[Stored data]

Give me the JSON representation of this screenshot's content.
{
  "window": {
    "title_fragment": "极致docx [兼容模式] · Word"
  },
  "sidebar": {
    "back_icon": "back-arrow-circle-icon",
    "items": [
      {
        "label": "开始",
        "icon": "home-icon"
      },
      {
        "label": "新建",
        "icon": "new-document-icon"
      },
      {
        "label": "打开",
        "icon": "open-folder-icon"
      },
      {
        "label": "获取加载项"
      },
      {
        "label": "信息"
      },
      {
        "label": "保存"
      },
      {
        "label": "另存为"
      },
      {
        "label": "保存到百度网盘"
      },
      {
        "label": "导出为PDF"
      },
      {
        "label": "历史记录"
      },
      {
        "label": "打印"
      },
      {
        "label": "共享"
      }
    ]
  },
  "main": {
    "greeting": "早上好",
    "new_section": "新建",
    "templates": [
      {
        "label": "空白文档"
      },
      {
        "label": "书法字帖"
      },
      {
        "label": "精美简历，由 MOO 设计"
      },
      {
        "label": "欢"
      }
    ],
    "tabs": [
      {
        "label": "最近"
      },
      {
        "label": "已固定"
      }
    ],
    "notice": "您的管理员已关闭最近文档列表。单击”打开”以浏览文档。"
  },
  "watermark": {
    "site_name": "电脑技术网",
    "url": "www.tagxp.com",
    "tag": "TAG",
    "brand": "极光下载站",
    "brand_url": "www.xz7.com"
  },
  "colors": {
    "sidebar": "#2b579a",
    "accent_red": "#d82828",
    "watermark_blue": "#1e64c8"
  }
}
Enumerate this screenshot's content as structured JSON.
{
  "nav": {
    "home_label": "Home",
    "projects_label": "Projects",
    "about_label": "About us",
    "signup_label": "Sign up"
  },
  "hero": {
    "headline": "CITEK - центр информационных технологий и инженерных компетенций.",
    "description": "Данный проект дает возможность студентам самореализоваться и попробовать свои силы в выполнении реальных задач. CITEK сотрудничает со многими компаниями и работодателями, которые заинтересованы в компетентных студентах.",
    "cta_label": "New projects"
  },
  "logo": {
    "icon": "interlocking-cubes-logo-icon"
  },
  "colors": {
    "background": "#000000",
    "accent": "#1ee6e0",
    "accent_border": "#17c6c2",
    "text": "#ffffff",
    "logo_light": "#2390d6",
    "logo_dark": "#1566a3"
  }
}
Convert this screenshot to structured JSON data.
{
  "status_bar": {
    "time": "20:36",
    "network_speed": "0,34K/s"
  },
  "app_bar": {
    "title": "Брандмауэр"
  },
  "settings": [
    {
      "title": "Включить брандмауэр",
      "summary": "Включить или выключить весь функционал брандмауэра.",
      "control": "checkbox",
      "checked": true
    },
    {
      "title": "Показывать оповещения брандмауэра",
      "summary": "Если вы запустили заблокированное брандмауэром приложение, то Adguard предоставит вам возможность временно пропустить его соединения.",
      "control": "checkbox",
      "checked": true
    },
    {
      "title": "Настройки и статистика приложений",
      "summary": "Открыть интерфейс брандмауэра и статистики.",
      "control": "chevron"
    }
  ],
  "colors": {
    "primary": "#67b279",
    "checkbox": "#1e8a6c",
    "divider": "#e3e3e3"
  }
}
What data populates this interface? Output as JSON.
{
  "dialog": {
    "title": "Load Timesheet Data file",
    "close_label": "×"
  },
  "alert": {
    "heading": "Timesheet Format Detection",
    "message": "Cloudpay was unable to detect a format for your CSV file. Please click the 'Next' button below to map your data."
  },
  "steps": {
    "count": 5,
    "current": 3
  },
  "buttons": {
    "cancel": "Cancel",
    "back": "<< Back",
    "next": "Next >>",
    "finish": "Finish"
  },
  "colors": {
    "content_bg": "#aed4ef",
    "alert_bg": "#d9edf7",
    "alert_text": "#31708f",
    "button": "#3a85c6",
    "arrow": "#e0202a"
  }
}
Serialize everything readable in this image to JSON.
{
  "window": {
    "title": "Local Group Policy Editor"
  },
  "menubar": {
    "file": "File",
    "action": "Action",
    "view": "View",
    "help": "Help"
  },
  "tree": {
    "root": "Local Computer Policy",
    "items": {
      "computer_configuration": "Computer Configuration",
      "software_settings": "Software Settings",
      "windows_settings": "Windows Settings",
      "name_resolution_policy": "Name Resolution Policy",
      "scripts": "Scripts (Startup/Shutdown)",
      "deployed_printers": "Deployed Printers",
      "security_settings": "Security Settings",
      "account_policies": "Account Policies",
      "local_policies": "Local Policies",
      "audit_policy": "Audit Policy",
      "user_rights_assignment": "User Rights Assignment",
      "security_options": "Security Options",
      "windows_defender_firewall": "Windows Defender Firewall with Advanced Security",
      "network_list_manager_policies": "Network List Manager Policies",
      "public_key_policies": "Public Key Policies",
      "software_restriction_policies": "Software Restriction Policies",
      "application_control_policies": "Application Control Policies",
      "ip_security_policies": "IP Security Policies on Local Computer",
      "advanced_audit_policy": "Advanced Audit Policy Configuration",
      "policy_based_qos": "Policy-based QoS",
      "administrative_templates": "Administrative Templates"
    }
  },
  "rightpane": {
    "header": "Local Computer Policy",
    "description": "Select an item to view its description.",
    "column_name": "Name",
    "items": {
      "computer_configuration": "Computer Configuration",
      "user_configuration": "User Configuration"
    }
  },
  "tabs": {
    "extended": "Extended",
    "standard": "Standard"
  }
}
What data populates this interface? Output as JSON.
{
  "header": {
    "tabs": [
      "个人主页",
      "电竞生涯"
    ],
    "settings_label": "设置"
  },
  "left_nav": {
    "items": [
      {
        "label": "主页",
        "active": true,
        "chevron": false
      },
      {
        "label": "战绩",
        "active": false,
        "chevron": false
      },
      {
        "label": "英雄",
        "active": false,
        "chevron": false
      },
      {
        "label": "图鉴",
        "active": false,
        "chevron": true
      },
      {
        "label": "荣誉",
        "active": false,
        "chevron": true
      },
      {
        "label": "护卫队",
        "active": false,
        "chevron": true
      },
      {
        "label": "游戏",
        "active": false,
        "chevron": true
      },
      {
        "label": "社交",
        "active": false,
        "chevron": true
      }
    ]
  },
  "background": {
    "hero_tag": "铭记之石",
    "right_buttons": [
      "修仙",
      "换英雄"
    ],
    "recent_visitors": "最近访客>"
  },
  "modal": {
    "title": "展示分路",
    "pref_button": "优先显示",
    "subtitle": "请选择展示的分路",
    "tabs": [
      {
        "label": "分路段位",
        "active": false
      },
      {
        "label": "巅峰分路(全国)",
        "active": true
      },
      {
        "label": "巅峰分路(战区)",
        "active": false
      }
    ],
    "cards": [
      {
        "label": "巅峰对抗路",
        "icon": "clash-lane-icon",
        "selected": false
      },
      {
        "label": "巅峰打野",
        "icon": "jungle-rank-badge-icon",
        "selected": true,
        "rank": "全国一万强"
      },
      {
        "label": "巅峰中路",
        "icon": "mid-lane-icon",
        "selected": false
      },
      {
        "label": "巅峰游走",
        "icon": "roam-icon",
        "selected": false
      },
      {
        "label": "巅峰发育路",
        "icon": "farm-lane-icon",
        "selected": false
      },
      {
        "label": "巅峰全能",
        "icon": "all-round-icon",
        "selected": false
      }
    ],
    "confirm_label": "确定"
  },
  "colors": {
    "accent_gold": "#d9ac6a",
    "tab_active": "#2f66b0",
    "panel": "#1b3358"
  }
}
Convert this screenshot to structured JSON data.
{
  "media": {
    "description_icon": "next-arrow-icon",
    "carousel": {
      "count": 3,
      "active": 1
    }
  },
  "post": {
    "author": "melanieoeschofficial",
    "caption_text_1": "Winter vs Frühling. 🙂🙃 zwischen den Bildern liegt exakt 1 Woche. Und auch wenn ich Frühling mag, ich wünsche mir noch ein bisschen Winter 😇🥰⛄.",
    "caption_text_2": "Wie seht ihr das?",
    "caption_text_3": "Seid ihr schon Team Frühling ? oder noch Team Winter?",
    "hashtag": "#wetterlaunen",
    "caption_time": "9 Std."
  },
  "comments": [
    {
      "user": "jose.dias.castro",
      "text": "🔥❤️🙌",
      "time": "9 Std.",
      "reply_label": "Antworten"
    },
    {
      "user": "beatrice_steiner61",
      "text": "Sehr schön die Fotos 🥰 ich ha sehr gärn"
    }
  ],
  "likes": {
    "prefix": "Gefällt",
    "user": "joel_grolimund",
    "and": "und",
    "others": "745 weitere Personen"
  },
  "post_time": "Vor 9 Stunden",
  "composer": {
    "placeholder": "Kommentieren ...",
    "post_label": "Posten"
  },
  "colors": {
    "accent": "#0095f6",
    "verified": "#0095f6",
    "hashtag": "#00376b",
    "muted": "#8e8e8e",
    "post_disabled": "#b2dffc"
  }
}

**Do this:** Looking at the records above, work out how many lines include the string "Advanced". Give the number and nothing else.

**Result of this task:** 2